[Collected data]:
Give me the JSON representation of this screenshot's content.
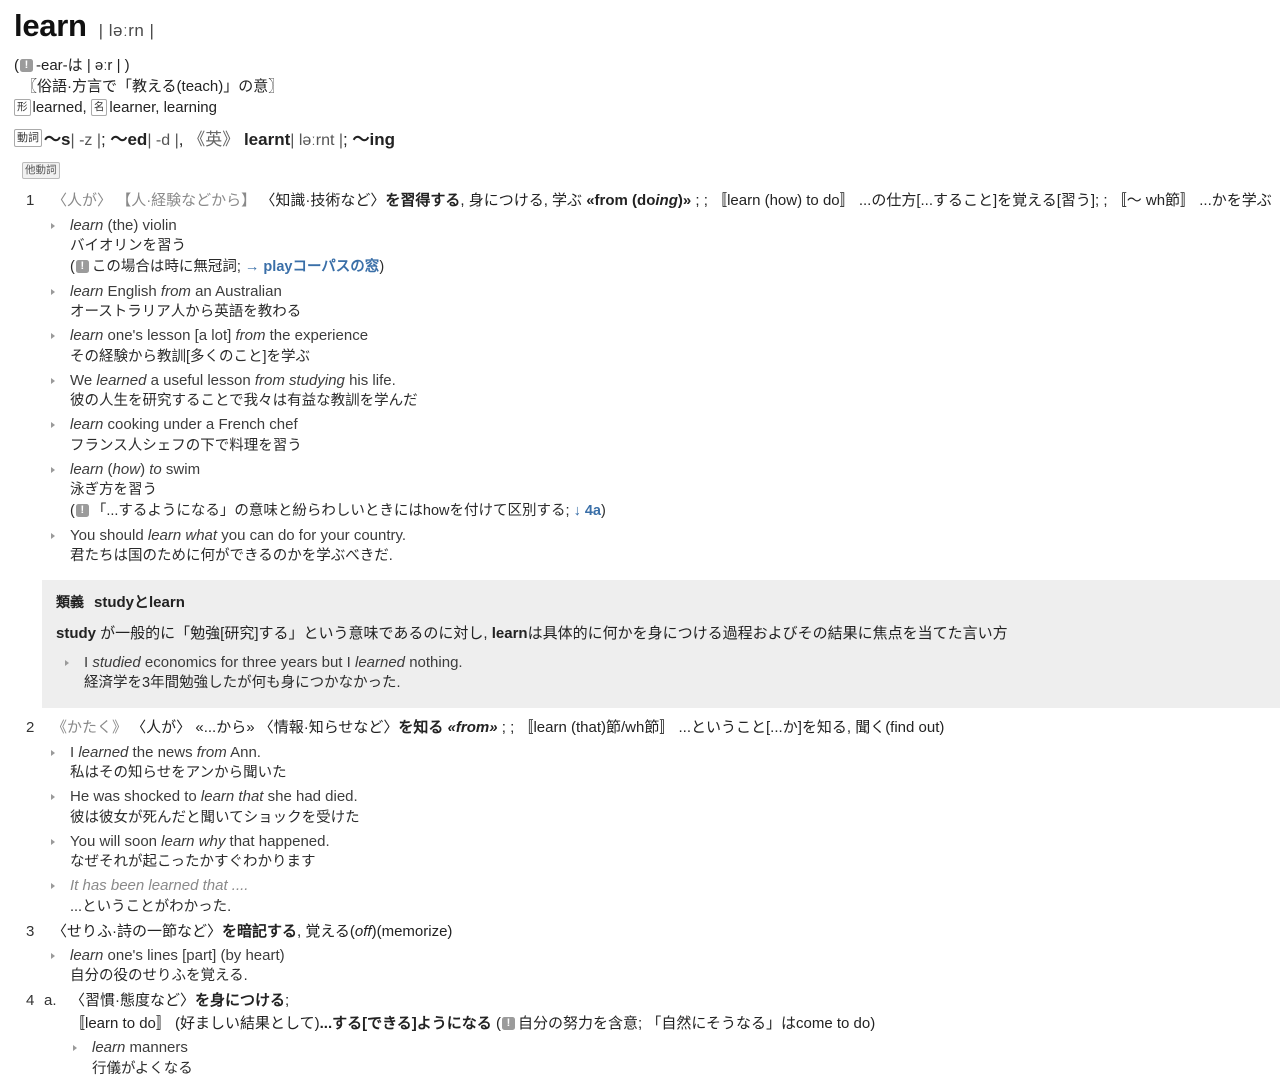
{
  "entry": {
    "headword": "learn",
    "ipa": "| ləːrn |",
    "notes": {
      "pronunciation_note_pre": "-ear-は | əːr |",
      "etymology": "〖俗語·方言で「教える(teach)」の意〗",
      "derivative_adj_tag": "形",
      "derivative_adj": "learned,",
      "derivative_noun_tag": "名",
      "derivative_noun": "learner, learning"
    },
    "inflection": {
      "pos_tag": "動詞",
      "s_form": "〜s",
      "s_ipa": "| -z |",
      "sep1": ";",
      "ed_form": "〜ed",
      "ed_ipa": "| -d |",
      "sep2": ",",
      "brit_label": "《英》",
      "brit_form": "learnt",
      "brit_ipa": "| ləːrnt |",
      "sep3": ";",
      "ing_form": "〜ing"
    },
    "transitive_tag": "他動詞"
  },
  "senses": [
    {
      "num": "1",
      "def_parts": [
        {
          "t": "〈人が〉",
          "s": "gray"
        },
        {
          "t": "  ",
          "s": "plain"
        },
        {
          "t": "【人·経験などから】",
          "s": "gray"
        },
        {
          "t": "  ",
          "s": "plain"
        },
        {
          "t": "〈知識·技術など〉",
          "s": "plain"
        },
        {
          "t": "を習得する",
          "s": "b"
        },
        {
          "t": ", 身につける, 学ぶ ",
          "s": "plain"
        },
        {
          "t": "«from (do",
          "s": "b"
        },
        {
          "t": "ing",
          "s": "bi"
        },
        {
          "t": ")»",
          "s": "b"
        },
        {
          "t": " ; ; 〚learn (how) to do〛 ",
          "s": "plain"
        },
        {
          "t": "...の仕方[...すること]を覚える[習う]",
          "s": "plain"
        },
        {
          "t": "; ; 〚〜 wh節〛 ",
          "s": "plain"
        },
        {
          "t": "...かを学ぶ",
          "s": "plain"
        }
      ],
      "examples": [
        {
          "en_parts": [
            {
              "t": "learn",
              "s": "i"
            },
            {
              "t": " (the) violin",
              "s": "plain"
            }
          ],
          "ja": "バイオリンを習う",
          "note_parts": [
            {
              "t": "(",
              "s": "plain"
            },
            {
              "t": "EXCL",
              "s": "excl"
            },
            {
              "t": "この場合は時に無冠詞; ",
              "s": "plain"
            },
            {
              "t": "→ play",
              "s": "link"
            },
            {
              "t": "コーパスの窓",
              "s": "link"
            },
            {
              "t": ")",
              "s": "plain"
            }
          ]
        },
        {
          "en_parts": [
            {
              "t": "learn",
              "s": "i"
            },
            {
              "t": " English ",
              "s": "plain"
            },
            {
              "t": "from",
              "s": "i"
            },
            {
              "t": " an Australian",
              "s": "plain"
            }
          ],
          "ja": "オーストラリア人から英語を教わる"
        },
        {
          "en_parts": [
            {
              "t": "learn",
              "s": "i"
            },
            {
              "t": " one's lesson [a lot] ",
              "s": "plain"
            },
            {
              "t": "from",
              "s": "i"
            },
            {
              "t": " the experience",
              "s": "plain"
            }
          ],
          "ja": "その経験から教訓[多くのこと]を学ぶ"
        },
        {
          "en_parts": [
            {
              "t": "We ",
              "s": "plain"
            },
            {
              "t": "learned",
              "s": "i"
            },
            {
              "t": " a useful lesson ",
              "s": "plain"
            },
            {
              "t": "from studying",
              "s": "i"
            },
            {
              "t": " his life.",
              "s": "plain"
            }
          ],
          "ja": "彼の人生を研究することで我々は有益な教訓を学んだ"
        },
        {
          "en_parts": [
            {
              "t": "learn",
              "s": "i"
            },
            {
              "t": " cooking under a French chef",
              "s": "plain"
            }
          ],
          "ja": "フランス人シェフの下で料理を習う"
        },
        {
          "en_parts": [
            {
              "t": "learn",
              "s": "i"
            },
            {
              "t": " (",
              "s": "plain"
            },
            {
              "t": "how",
              "s": "i"
            },
            {
              "t": ") ",
              "s": "plain"
            },
            {
              "t": "to",
              "s": "i"
            },
            {
              "t": " swim",
              "s": "plain"
            }
          ],
          "ja": "泳ぎ方を習う",
          "note_parts": [
            {
              "t": "(",
              "s": "plain"
            },
            {
              "t": "EXCL",
              "s": "excl"
            },
            {
              "t": "「...するようになる」の意味と紛らわしいときにはhowを付けて区別する; ",
              "s": "plain"
            },
            {
              "t": "↓ 4a",
              "s": "link"
            },
            {
              "t": ")",
              "s": "plain"
            }
          ]
        },
        {
          "en_parts": [
            {
              "t": "You should ",
              "s": "plain"
            },
            {
              "t": "learn what",
              "s": "i"
            },
            {
              "t": " you can do for your country.",
              "s": "plain"
            }
          ],
          "ja": "君たちは国のために何ができるのかを学ぶべきだ."
        }
      ]
    }
  ],
  "synonym_panel": {
    "tag": "類義",
    "title": "studyとlearn",
    "body_parts": [
      {
        "t": "study",
        "s": "b"
      },
      {
        "t": " が一般的に「勉強[研究]する」という意味であるのに対し, ",
        "s": "plain"
      },
      {
        "t": "learn",
        "s": "b"
      },
      {
        "t": "は具体的に何かを身につける過程およびその結果に焦点を当てた言い方",
        "s": "plain"
      }
    ],
    "example": {
      "en_parts": [
        {
          "t": "I ",
          "s": "plain"
        },
        {
          "t": "studied",
          "s": "i"
        },
        {
          "t": " economics for three years but I ",
          "s": "plain"
        },
        {
          "t": "learned",
          "s": "i"
        },
        {
          "t": " nothing.",
          "s": "plain"
        }
      ],
      "ja": "経済学を3年間勉強したが何も身につかなかった."
    }
  },
  "senses_after": [
    {
      "num": "2",
      "def_parts": [
        {
          "t": "《かたく》",
          "s": "gray"
        },
        {
          "t": " 〈人が〉 «...から» 〈情報·知らせなど〉",
          "s": "plain"
        },
        {
          "t": "を知る",
          "s": "b"
        },
        {
          "t": " ",
          "s": "plain"
        },
        {
          "t": "«from»",
          "s": "bi"
        },
        {
          "t": " ; ; 〚learn (that)節/wh節〛 ",
          "s": "plain"
        },
        {
          "t": "...ということ[...か]を知る, 聞く(find out)",
          "s": "plain"
        }
      ],
      "examples": [
        {
          "en_parts": [
            {
              "t": "I ",
              "s": "plain"
            },
            {
              "t": "learned",
              "s": "i"
            },
            {
              "t": " the news ",
              "s": "plain"
            },
            {
              "t": "from",
              "s": "i"
            },
            {
              "t": " Ann.",
              "s": "plain"
            }
          ],
          "ja": "私はその知らせをアンから聞いた"
        },
        {
          "en_parts": [
            {
              "t": "He was shocked to ",
              "s": "plain"
            },
            {
              "t": "learn that",
              "s": "i"
            },
            {
              "t": " she had died.",
              "s": "plain"
            }
          ],
          "ja": "彼は彼女が死んだと聞いてショックを受けた"
        },
        {
          "en_parts": [
            {
              "t": "You will soon ",
              "s": "plain"
            },
            {
              "t": "learn why",
              "s": "i"
            },
            {
              "t": " that happened.",
              "s": "plain"
            }
          ],
          "ja": "なぜそれが起こったかすぐわかります"
        },
        {
          "en_parts": [
            {
              "t": "It has been learned that ....",
              "s": "i-gray"
            }
          ],
          "ja": "...ということがわかった."
        }
      ]
    },
    {
      "num": "3",
      "def_parts": [
        {
          "t": "〈せりふ·詩の一節など〉",
          "s": "plain"
        },
        {
          "t": "を暗記する",
          "s": "b"
        },
        {
          "t": ", 覚える(",
          "s": "plain"
        },
        {
          "t": "off",
          "s": "i"
        },
        {
          "t": ")(memorize)",
          "s": "plain"
        }
      ],
      "examples": [
        {
          "en_parts": [
            {
              "t": "learn",
              "s": "i"
            },
            {
              "t": " one's lines [part] (by heart)",
              "s": "plain"
            }
          ],
          "ja": "自分の役のせりふを覚える."
        }
      ]
    },
    {
      "num": "4",
      "def_parts": [],
      "subsenses": [
        {
          "letter": "a.",
          "line1_parts": [
            {
              "t": "〈習慣·態度など〉",
              "s": "plain"
            },
            {
              "t": "を身につける",
              "s": "b"
            },
            {
              "t": ";",
              "s": "plain"
            }
          ],
          "line2_parts": [
            {
              "t": "〚learn to do〛",
              "s": "plain"
            },
            {
              "t": " (好ましい結果として)",
              "s": "plain"
            },
            {
              "t": "...する[できる]ようになる",
              "s": "b"
            },
            {
              "t": " (",
              "s": "plain"
            },
            {
              "t": "EXCL",
              "s": "excl"
            },
            {
              "t": "自分の努力を含意; 「自然にそうなる」はcome to do)",
              "s": "plain"
            }
          ],
          "examples": [
            {
              "en_parts": [
                {
                  "t": "learn",
                  "s": "i"
                },
                {
                  "t": " manners",
                  "s": "plain"
                }
              ],
              "ja": "行儀がよくなる"
            }
          ]
        }
      ]
    }
  ]
}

[SET PROBLEM]:
State how many lines of the records above contain "learned", with no words besides the number.

[OUTPUT]:
5